>> Start Supplied records

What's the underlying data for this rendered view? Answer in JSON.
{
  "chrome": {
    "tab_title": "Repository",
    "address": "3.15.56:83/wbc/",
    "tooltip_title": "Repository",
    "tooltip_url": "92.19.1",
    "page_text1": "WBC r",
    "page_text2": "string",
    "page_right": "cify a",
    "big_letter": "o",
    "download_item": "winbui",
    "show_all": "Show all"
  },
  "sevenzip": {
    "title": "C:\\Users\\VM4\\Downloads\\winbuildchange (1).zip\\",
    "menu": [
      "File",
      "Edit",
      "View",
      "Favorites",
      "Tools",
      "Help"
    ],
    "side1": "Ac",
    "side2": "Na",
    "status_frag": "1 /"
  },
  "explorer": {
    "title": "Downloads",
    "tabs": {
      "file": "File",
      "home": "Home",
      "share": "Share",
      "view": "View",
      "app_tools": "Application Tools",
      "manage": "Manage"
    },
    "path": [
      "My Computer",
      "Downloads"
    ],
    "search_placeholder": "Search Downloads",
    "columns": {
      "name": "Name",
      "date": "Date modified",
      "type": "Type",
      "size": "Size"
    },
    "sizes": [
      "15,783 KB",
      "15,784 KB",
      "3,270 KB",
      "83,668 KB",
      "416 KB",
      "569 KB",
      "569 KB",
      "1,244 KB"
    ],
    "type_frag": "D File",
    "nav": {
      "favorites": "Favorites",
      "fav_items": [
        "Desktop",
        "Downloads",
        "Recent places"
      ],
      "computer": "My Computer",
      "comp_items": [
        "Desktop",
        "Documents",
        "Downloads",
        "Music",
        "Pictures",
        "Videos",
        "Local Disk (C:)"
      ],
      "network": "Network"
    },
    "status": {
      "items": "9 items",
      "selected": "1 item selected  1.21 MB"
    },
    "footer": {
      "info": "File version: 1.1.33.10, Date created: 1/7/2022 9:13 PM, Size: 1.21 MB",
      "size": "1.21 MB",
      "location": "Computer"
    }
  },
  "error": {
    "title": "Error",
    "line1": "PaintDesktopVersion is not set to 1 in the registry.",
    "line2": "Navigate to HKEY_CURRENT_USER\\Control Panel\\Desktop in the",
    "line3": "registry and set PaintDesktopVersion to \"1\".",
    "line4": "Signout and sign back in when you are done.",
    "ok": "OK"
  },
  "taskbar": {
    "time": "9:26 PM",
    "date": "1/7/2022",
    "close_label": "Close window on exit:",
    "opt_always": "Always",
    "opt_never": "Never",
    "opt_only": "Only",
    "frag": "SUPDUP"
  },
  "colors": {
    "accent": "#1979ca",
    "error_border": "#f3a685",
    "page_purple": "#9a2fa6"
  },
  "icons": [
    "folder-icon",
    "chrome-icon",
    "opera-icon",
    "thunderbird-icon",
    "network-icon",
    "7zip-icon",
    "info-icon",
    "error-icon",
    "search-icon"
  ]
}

>> End Supplied records

# Short task
Write out every line exactly as it stands.

# The completed task
What's the underlying data for this rendered view? Answer in JSON.
{
  "chrome": {
    "tab_title": "Repository",
    "address": "3.15.56:83/wbc/",
    "tooltip_title": "Repository",
    "tooltip_url": "92.19.1",
    "page_text1": "WBC r",
    "page_text2": "string",
    "page_right": "cify a",
    "big_letter": "o",
    "download_item": "winbui",
    "show_all": "Show all"
  },
  "sevenzip": {
    "title": "C:\\Users\\VM4\\Downloads\\winbuildchange (1).zip\\",
    "menu": [
      "File",
      "Edit",
      "View",
      "Favorites",
      "Tools",
      "Help"
    ],
    "side1": "Ac",
    "side2": "Na",
    "status_frag": "1 /"
  },
  "explorer": {
    "title": "Downloads",
    "tabs": {
      "file": "File",
      "home": "Home",
      "share": "Share",
      "view": "View",
      "app_tools": "Application Tools",
      "manage": "Manage"
    },
    "path": [
      "My Computer",
      "Downloads"
    ],
    "search_placeholder": "Search Downloads",
    "columns": {
      "name": "Name",
      "date": "Date modified",
      "type": "Type",
      "size": "Size"
    },
    "sizes": [
      "15,783 KB",
      "15,784 KB",
      "3,270 KB",
      "83,668 KB",
      "416 KB",
      "569 KB",
      "569 KB",
      "1,244 KB"
    ],
    "type_frag": "D File",
    "nav": {
      "favorites": "Favorites",
      "fav_items": [
        "Desktop",
        "Downloads",
        "Recent places"
      ],
      "computer": "My Computer",
      "comp_items": [
        "Desktop",
        "Documents",
        "Downloads",
        "Music",
        "Pictures",
        "Videos",
        "Local Disk (C:)"
      ],
      "network": "Network"
    },
    "status": {
      "items": "9 items",
      "selected": "1 item selected  1.21 MB"
    },
    "footer": {
      "info": "File version: 1.1.33.10, Date created: 1/7/2022 9:13 PM, Size: 1.21 MB",
      "size": "1.21 MB",
      "location": "Computer"
    }
  },
  "error": {
    "title": "Error",
    "line1": "PaintDesktopVersion is not set to 1 in the registry.",
    "line2": "Navigate to HKEY_CURRENT_USER\\Control Panel\\Desktop in the",
    "line3": "registry and set PaintDesktopVersion to \"1\".",
    "line4": "Signout and sign back in when you are done.",
    "ok": "OK"
  },
  "taskbar": {
    "time": "9:26 PM",
    "date": "1/7/2022",
    "close_label": "Close window on exit:",
    "opt_always": "Always",
    "opt_never": "Never",
    "opt_only": "Only",
    "frag": "SUPDUP"
  },
  "colors": {
    "accent": "#1979ca",
    "error_border": "#f3a685",
    "page_purple": "#9a2fa6"
  },
  "icons": [
    "folder-icon",
    "chrome-icon",
    "opera-icon",
    "thunderbird-icon",
    "network-icon",
    "7zip-icon",
    "info-icon",
    "error-icon",
    "search-icon"
  ]
}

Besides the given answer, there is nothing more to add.